[Extracted records]
━━━━━━━━━━

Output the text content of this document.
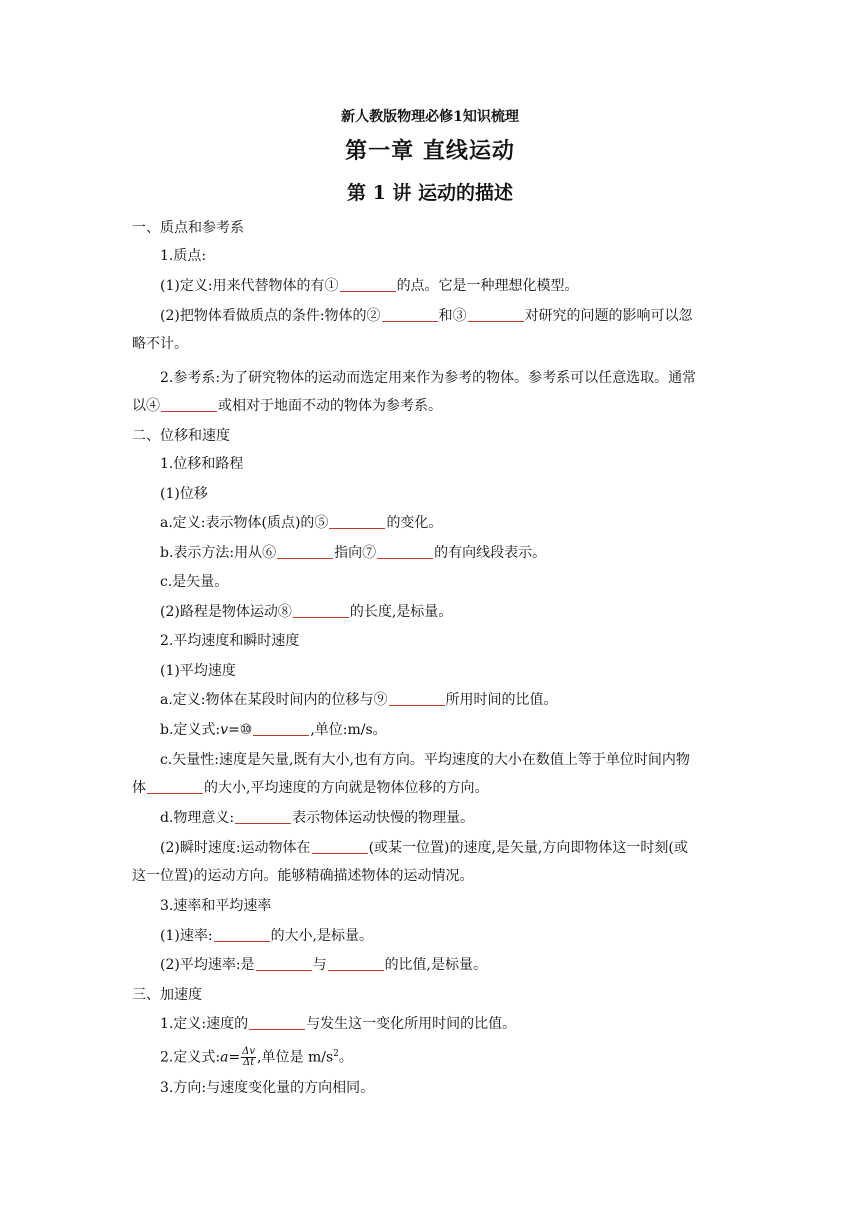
新人教版物理必修1知识梳理
第一章 直线运动
第 1 讲 运动的描述
一、质点和参考系
1.质点:
(1)定义:用来代替物体的有①	的点。它是一种理想化模型。
(2)把物体看做质点的条件:物体的②	和③	对研究的问题的影响可以忽
略不计。
2.参考系:为了研究物体的运动而选定用来作为参考的物体。参考系可以任意选取。通常
以④	或相对于地面不动的物体为参考系。
二、位移和速度
1.位移和路程
(1)位移
a.定义:表示物体(质点)的⑤	的变化。
b.表示方法:用从⑥	指向⑦	的有向线段表示。
c.是矢量。
(2)路程是物体运动⑧	的长度,是标量。
2.平均速度和瞬时速度
(1)平均速度
a.定义:物体在某段时间内的位移与⑨	所用时间的比值。
b.定义式:v=⑩	,单位:m/s。
c.矢量性:速度是矢量,既有大小,也有方向。平均速度的大小在数值上等于单位时间内物
体	的大小,平均速度的方向就是物体位移的方向。
d.物理意义:	表示物体运动快慢的物理量。
(2)瞬时速度:运动物体在	(或某一位置)的速度,是矢量,方向即物体这一时刻(或
这一位置)的运动方向。能够精确描述物体的运动情况。
3.速率和平均速率
(1)速率:	的大小,是标量。
(2)平均速率:是	与	的比值,是标量。
三、加速度
1.定义:速度的	与发生这一变化所用时间的比值。
2.定义式:a= $\frac{\Delta v}{\Delta t}$ ,单位是 $m/s^2$。
3.方向:与速度变化量的方向相同。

━━━━━━━━━━

▸ Your instructions
Strip out the images, then output the records above word for word.

▸ Written solution
Output the text content of this document.
新人教版物理必修1知识梳理
第一章 直线运动
第 1 讲 运动的描述
一、质点和参考系
1.质点:
(1)定义:用来代替物体的有①	的点。它是一种理想化模型。
(2)把物体看做质点的条件:物体的②	和③	对研究的问题的影响可以忽
略不计。
2.参考系:为了研究物体的运动而选定用来作为参考的物体。参考系可以任意选取。通常
以④	或相对于地面不动的物体为参考系。
二、位移和速度
1.位移和路程
(1)位移
a.定义:表示物体(质点)的⑤	的变化。
b.表示方法:用从⑥	指向⑦	的有向线段表示。
c.是矢量。
(2)路程是物体运动⑧	的长度,是标量。
2.平均速度和瞬时速度
(1)平均速度
a.定义:物体在某段时间内的位移与⑨	所用时间的比值。
b.定义式:v=⑩	,单位:m/s。
c.矢量性:速度是矢量,既有大小,也有方向。平均速度的大小在数值上等于单位时间内物
体	的大小,平均速度的方向就是物体位移的方向。
d.物理意义:	表示物体运动快慢的物理量。
(2)瞬时速度:运动物体在	(或某一位置)的速度,是矢量,方向即物体这一时刻(或
这一位置)的运动方向。能够精确描述物体的运动情况。
3.速率和平均速率
(1)速率:	的大小,是标量。
(2)平均速率:是	与	的比值,是标量。
三、加速度
1.定义:速度的	与发生这一变化所用时间的比值。
2.定义式:a= $\frac{\Delta v}{\Delta t}$ ,单位是 $m/s^2$。
3.方向:与速度变化量的方向相同。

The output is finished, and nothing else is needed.